Rows from a dataset
## Begin

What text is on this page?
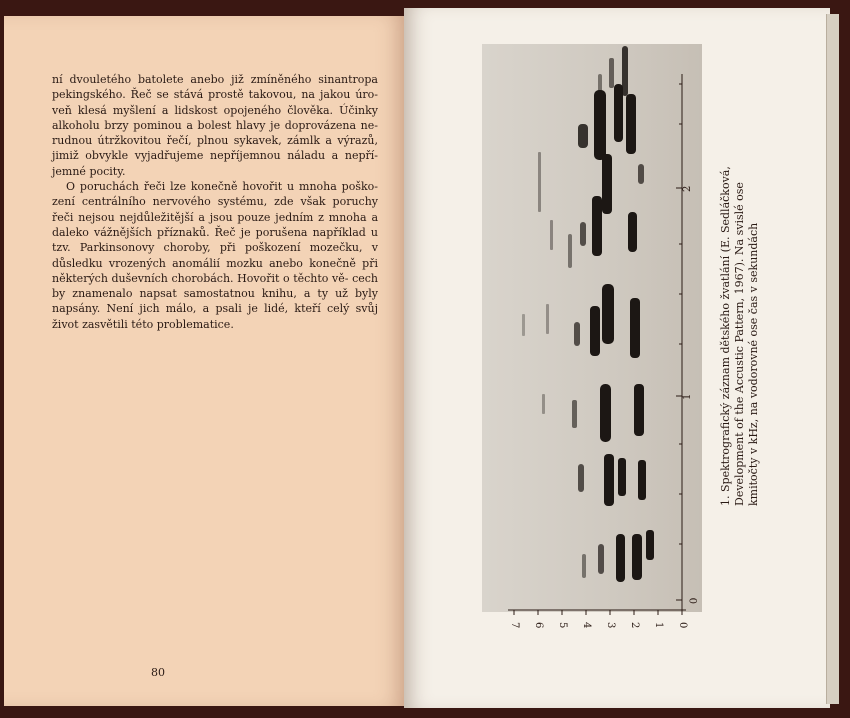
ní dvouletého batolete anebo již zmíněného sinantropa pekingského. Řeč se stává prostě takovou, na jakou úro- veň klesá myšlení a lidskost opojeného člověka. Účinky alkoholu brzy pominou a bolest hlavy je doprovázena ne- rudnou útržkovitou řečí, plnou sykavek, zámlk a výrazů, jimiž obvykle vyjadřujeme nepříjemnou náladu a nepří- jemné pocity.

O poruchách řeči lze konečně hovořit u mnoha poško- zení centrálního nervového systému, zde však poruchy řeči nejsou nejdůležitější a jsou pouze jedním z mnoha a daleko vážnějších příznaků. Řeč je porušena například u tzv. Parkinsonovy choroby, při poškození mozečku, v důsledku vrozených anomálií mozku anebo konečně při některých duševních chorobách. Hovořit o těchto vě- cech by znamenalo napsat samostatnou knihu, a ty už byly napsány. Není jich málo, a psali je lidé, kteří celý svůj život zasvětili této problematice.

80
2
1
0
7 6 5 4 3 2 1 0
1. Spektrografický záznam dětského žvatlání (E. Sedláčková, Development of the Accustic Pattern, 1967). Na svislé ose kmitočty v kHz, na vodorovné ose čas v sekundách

## End

WORK TO BE COMPLETED:
Reproduce every entry exactly, but omit each picture.

TASK SOLUTION:
What text is on this page?
ní dvouletého batolete anebo již zmíněného sinantropa pekingského. Řeč se stává prostě takovou, na jakou úro- veň klesá myšlení a lidskost opojeného člověka. Účinky alkoholu brzy pominou a bolest hlavy je doprovázena ne- rudnou útržkovitou řečí, plnou sykavek, zámlk a výrazů, jimiž obvykle vyjadřujeme nepříjemnou náladu a nepří- jemné pocity.

O poruchách řeči lze konečně hovořit u mnoha poško- zení centrálního nervového systému, zde však poruchy řeči nejsou nejdůležitější a jsou pouze jedním z mnoha a daleko vážnějších příznaků. Řeč je porušena například u tzv. Parkinsonovy choroby, při poškození mozečku, v důsledku vrozených anomálií mozku anebo konečně při některých duševních chorobách. Hovořit o těchto vě- cech by znamenalo napsat samostatnou knihu, a ty už byly napsány. Není jich málo, a psali je lidé, kteří celý svůj život zasvětili této problematice.

80
2
1
0
7 6 5 4 3 2 1 0
1. Spektrografický záznam dětského žvatlání (E. Sedláčková, Development of the Accustic Pattern, 1967). Na svislé ose kmitočty v kHz, na vodorovné ose čas v sekundách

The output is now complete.